- _Given data_
>>
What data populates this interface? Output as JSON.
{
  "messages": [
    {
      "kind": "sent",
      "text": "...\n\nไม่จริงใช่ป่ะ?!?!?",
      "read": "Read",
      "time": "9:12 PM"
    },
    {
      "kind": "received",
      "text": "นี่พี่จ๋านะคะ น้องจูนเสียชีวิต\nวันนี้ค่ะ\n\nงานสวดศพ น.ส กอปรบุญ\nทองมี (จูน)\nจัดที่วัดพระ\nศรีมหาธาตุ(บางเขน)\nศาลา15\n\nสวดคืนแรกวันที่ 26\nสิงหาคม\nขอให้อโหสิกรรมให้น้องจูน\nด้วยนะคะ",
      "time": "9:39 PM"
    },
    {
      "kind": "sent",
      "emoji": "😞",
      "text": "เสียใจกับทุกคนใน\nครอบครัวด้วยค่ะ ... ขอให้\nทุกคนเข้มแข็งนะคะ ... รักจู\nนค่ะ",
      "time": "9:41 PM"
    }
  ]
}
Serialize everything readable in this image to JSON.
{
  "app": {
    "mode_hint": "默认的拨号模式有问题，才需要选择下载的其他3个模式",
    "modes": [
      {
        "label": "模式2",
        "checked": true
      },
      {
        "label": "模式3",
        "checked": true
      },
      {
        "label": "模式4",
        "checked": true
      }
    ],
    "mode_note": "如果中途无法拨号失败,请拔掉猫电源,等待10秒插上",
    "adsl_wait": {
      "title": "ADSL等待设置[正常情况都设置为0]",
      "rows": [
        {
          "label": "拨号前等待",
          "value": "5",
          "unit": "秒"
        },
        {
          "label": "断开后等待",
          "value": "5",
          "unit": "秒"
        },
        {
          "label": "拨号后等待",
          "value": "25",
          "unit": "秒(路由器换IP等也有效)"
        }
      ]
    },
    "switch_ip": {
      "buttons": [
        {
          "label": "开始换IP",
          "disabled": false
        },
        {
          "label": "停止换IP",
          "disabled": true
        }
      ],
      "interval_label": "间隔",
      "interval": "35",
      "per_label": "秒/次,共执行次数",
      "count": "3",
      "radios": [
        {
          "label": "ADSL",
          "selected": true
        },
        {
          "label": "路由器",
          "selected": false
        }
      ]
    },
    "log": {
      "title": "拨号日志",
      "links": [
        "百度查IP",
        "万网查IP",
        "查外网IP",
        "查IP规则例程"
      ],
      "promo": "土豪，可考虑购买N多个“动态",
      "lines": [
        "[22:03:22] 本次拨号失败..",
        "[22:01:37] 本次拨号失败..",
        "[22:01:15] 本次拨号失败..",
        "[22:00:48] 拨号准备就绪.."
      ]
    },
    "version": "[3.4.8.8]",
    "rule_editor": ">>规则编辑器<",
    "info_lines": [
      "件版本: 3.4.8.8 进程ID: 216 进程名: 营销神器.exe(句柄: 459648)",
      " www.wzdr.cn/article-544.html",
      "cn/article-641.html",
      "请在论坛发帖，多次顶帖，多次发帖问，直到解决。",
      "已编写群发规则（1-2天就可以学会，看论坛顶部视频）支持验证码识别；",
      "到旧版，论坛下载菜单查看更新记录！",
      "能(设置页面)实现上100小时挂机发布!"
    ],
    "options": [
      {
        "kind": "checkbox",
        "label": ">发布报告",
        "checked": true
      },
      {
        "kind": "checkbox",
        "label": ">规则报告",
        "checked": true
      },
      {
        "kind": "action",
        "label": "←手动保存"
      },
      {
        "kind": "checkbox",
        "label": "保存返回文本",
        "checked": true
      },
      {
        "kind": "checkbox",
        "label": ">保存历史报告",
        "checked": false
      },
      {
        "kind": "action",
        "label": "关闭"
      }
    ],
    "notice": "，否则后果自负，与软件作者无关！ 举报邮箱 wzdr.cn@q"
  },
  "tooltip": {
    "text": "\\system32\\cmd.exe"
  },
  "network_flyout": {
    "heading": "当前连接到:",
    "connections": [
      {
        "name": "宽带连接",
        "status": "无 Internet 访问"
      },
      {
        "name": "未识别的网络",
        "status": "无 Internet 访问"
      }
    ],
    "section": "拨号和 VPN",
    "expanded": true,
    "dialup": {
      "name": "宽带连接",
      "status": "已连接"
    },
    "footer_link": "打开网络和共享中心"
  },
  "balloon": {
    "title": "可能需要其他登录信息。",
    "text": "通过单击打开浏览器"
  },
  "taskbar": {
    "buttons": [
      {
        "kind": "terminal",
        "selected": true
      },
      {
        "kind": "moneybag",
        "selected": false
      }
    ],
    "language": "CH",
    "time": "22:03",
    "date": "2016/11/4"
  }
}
<<
>>
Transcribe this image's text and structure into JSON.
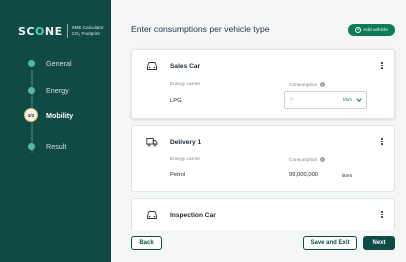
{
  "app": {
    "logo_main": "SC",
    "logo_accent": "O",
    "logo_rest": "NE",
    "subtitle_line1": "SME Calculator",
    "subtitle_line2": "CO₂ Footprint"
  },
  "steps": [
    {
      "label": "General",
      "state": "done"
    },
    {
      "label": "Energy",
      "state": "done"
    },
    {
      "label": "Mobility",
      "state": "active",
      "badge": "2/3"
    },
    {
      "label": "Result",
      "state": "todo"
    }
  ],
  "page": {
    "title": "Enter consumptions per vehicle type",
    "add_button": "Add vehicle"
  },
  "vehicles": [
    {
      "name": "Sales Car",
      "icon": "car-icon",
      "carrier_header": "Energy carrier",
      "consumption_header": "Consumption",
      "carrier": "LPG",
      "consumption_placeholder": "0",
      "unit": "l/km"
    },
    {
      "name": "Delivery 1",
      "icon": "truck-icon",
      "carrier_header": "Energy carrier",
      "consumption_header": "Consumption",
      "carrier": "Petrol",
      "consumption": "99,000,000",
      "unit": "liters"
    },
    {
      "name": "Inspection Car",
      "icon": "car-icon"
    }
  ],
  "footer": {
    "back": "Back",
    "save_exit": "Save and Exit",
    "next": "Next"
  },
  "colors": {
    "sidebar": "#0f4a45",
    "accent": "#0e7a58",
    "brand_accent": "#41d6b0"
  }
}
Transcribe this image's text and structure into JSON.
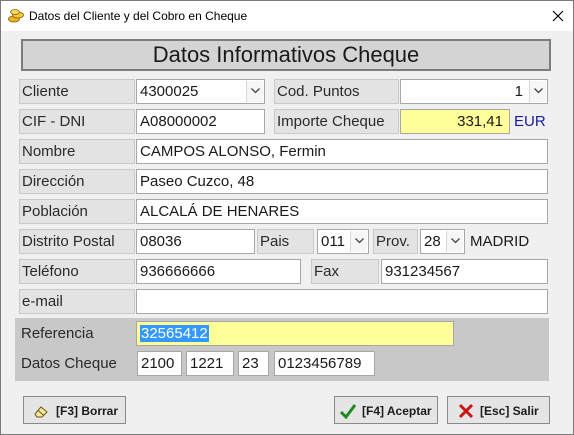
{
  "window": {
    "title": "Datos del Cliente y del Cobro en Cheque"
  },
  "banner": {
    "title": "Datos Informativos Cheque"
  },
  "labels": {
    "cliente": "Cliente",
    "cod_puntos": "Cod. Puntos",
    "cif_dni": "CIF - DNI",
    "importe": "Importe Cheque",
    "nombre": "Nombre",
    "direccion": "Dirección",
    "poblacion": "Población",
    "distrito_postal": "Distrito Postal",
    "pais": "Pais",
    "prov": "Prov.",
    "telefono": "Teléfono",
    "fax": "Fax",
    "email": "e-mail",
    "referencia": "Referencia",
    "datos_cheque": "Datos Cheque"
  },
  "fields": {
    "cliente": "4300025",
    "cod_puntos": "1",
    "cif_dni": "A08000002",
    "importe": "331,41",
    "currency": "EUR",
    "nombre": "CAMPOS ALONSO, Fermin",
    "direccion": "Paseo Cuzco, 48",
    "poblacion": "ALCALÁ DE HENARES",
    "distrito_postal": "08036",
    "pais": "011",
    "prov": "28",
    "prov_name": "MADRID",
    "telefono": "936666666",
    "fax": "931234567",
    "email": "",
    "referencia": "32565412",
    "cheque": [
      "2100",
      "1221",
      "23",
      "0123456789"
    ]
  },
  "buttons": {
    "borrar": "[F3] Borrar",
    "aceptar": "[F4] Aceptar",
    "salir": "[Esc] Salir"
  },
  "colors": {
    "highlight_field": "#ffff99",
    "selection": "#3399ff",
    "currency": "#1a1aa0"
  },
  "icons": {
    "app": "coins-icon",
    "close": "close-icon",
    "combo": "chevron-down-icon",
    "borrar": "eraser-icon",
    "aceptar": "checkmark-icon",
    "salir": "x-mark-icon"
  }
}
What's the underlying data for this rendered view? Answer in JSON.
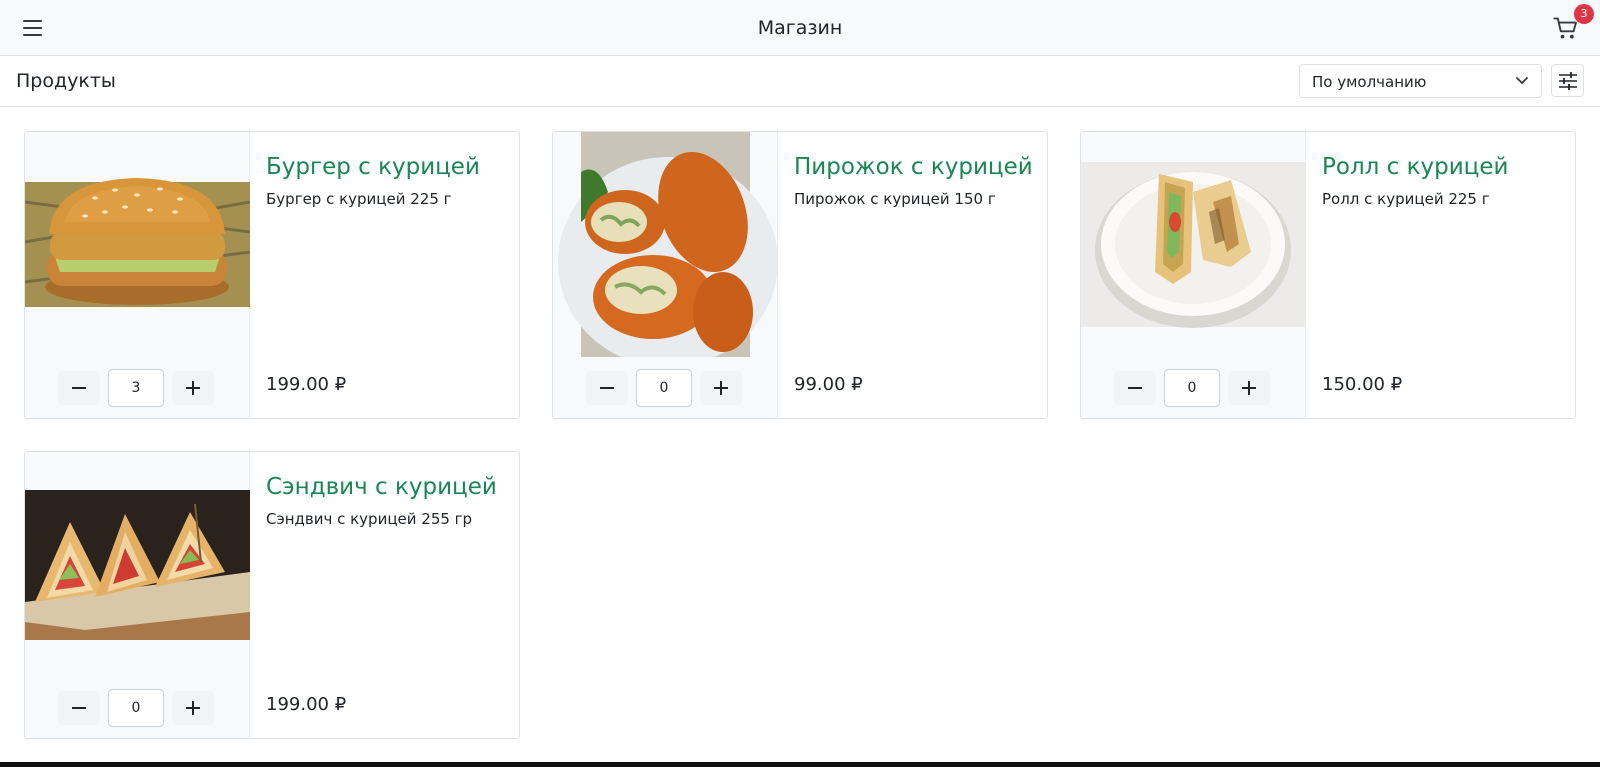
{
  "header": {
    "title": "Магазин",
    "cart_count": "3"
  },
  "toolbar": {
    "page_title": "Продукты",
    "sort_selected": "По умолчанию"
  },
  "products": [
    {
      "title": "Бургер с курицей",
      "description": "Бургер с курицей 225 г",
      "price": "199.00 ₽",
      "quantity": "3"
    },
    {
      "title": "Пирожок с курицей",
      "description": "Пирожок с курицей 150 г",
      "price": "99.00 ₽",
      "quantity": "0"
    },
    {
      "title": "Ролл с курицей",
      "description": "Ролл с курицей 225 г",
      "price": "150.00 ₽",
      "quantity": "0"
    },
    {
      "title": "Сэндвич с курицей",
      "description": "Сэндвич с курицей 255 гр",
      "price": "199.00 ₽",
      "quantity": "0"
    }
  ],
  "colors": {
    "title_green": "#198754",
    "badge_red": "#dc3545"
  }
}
<<
Look through the data above. Each line containing the word "article" needs to be copied.

- _Reply to the exercise_
      " www.wzdr.cn/article-544.html",
      "cn/article-641.html",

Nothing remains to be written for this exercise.